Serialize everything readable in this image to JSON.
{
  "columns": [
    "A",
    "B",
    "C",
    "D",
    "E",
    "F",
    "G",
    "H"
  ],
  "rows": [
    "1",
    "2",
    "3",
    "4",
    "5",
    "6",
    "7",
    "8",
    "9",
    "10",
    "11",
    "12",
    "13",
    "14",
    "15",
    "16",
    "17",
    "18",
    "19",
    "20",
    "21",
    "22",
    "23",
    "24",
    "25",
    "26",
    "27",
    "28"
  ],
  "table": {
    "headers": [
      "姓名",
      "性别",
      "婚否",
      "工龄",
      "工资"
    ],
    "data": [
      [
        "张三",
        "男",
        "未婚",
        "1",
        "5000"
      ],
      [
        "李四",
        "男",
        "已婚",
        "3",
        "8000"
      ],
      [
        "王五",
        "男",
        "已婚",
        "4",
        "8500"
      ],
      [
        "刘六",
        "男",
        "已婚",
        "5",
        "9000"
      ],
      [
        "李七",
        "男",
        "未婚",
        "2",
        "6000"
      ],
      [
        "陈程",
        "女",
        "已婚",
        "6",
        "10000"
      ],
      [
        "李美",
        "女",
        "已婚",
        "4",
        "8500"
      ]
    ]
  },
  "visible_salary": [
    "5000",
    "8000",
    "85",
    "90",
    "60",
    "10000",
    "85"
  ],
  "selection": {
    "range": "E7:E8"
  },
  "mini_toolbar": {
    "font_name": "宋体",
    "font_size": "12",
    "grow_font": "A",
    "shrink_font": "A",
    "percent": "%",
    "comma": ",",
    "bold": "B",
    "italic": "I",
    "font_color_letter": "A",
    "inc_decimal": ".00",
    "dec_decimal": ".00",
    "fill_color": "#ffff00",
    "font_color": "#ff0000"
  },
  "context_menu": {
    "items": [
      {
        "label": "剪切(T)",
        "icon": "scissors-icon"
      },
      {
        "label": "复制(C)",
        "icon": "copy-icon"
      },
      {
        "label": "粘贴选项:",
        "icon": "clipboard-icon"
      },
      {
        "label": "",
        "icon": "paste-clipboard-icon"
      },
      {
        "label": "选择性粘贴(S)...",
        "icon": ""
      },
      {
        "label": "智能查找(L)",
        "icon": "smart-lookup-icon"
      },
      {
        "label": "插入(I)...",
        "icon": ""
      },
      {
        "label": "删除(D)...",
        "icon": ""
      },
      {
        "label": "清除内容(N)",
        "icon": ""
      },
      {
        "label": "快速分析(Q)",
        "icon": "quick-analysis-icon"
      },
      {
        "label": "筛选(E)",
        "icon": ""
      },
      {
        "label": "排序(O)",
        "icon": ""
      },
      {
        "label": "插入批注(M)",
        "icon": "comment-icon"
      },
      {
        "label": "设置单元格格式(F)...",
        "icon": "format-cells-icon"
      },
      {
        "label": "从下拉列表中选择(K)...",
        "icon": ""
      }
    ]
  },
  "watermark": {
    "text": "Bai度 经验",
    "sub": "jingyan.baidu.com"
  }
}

# # # #

Objective
Copy out every line where the word "clipboard" occurs.

Task result
        "icon": "clipboard-icon"
        "icon": "paste-clipboard-icon"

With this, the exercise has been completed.